» **EXERCISE INPUTS**
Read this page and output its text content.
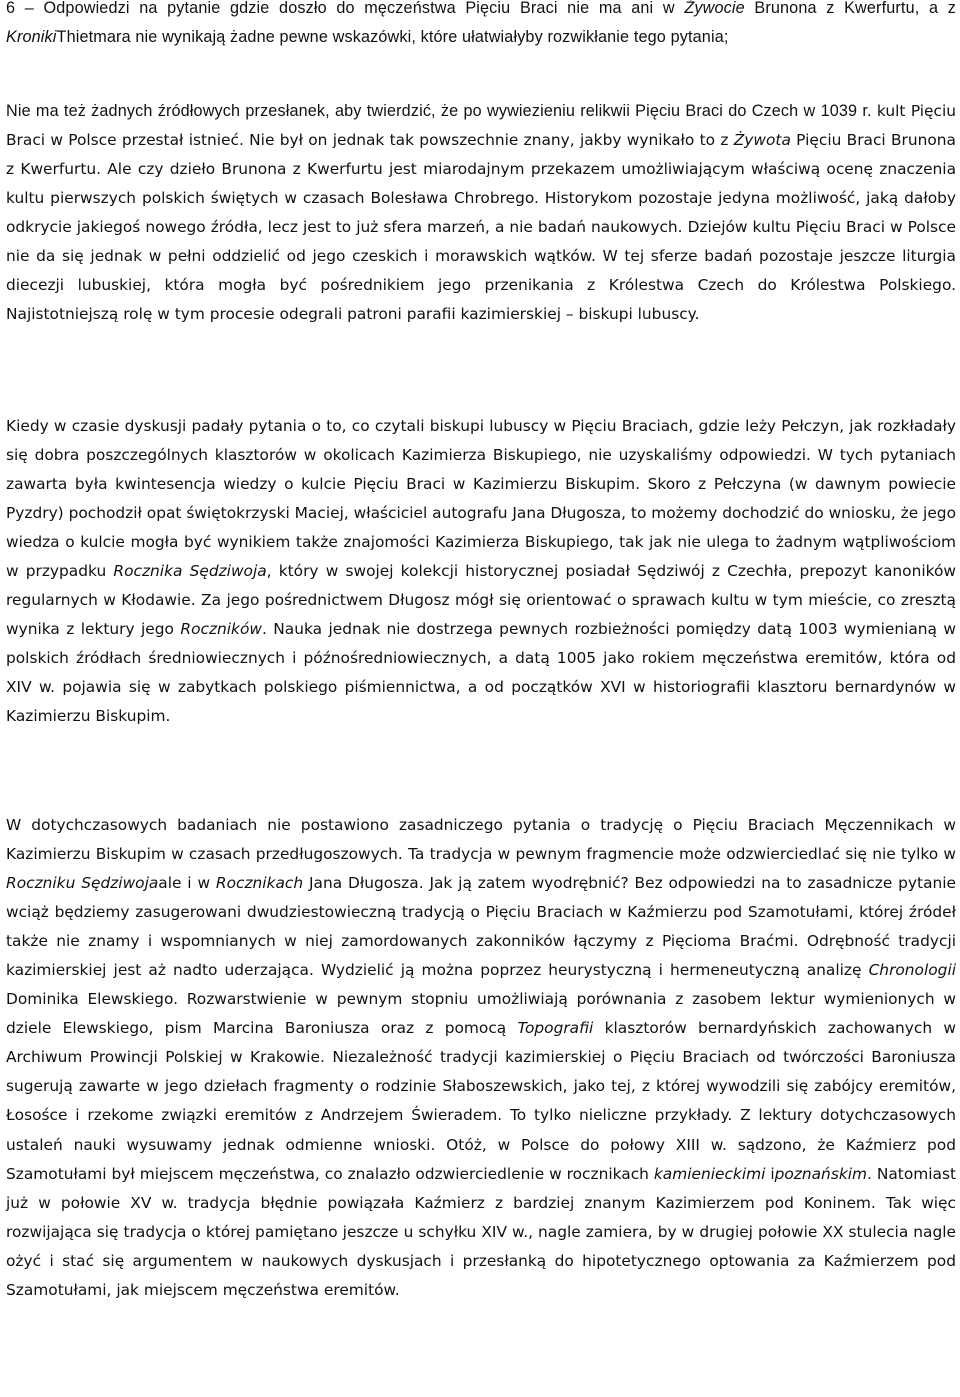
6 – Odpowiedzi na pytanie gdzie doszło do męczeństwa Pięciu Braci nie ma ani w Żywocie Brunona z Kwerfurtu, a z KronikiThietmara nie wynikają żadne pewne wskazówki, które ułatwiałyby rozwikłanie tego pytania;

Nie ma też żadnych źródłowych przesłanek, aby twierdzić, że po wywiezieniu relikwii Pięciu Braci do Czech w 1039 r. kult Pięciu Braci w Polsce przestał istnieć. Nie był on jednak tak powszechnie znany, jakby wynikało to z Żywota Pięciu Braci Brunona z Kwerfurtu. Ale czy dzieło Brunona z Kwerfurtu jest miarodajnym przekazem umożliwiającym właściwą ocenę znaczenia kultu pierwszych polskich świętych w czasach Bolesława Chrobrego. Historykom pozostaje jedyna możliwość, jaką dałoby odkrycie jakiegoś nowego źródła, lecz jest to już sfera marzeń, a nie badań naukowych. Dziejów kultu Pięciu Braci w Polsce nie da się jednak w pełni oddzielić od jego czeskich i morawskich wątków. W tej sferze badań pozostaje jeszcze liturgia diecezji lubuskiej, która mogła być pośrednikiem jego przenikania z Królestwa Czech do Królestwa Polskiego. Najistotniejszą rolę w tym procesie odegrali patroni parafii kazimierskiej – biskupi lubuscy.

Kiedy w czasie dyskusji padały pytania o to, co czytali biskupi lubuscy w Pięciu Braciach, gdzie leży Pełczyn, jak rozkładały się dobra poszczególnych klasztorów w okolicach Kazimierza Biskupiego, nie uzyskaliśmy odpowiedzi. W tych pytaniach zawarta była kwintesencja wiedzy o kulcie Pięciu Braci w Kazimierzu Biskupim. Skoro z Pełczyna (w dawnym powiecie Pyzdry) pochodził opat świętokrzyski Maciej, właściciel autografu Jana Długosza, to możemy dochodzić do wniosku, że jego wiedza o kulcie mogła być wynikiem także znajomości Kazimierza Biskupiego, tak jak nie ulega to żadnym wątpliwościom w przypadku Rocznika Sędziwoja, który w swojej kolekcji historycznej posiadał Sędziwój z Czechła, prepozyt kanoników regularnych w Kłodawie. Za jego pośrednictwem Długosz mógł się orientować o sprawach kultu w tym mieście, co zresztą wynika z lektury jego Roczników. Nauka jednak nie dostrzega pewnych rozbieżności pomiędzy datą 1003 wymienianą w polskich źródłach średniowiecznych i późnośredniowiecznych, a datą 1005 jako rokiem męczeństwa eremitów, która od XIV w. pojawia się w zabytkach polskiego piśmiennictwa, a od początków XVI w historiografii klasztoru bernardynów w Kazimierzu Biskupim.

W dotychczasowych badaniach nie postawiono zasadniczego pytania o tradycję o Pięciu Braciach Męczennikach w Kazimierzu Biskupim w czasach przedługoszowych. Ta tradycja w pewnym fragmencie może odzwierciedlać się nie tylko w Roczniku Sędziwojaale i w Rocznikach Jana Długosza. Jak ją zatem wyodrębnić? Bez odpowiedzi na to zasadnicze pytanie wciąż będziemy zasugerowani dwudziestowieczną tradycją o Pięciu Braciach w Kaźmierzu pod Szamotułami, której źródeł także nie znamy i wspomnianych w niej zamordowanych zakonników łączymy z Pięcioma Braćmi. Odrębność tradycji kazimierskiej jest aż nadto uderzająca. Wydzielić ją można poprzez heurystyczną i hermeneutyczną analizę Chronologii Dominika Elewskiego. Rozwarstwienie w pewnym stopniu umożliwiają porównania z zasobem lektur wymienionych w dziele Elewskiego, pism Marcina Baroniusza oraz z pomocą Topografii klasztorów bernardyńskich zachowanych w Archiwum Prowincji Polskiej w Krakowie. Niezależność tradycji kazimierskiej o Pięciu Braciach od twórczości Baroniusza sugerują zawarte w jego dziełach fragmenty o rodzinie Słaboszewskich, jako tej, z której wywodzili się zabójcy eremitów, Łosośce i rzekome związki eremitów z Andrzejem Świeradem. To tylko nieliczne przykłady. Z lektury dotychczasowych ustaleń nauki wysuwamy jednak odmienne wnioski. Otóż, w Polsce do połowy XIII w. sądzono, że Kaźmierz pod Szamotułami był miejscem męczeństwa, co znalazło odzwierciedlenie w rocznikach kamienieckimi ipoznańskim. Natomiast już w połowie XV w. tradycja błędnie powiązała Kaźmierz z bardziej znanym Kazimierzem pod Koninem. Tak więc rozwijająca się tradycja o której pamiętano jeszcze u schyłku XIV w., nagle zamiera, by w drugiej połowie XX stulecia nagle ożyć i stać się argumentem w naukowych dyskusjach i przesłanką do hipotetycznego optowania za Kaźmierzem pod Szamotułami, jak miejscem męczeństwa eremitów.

==

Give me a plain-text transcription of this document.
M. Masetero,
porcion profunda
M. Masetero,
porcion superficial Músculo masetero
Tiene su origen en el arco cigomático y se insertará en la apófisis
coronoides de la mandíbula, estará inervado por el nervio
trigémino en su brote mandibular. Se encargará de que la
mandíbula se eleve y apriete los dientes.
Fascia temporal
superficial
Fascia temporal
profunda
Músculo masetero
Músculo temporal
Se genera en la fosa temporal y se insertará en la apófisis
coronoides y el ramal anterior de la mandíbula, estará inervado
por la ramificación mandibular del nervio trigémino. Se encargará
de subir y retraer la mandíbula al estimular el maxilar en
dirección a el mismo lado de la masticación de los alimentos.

» **SET EXERCISE**
Identify all lines in the records above with the word "inervado".

» **REPLY**
coronoides de la mandíbula, estará inervado por el nervio
coronoides y el ramal anterior de la mandíbula, estará inervado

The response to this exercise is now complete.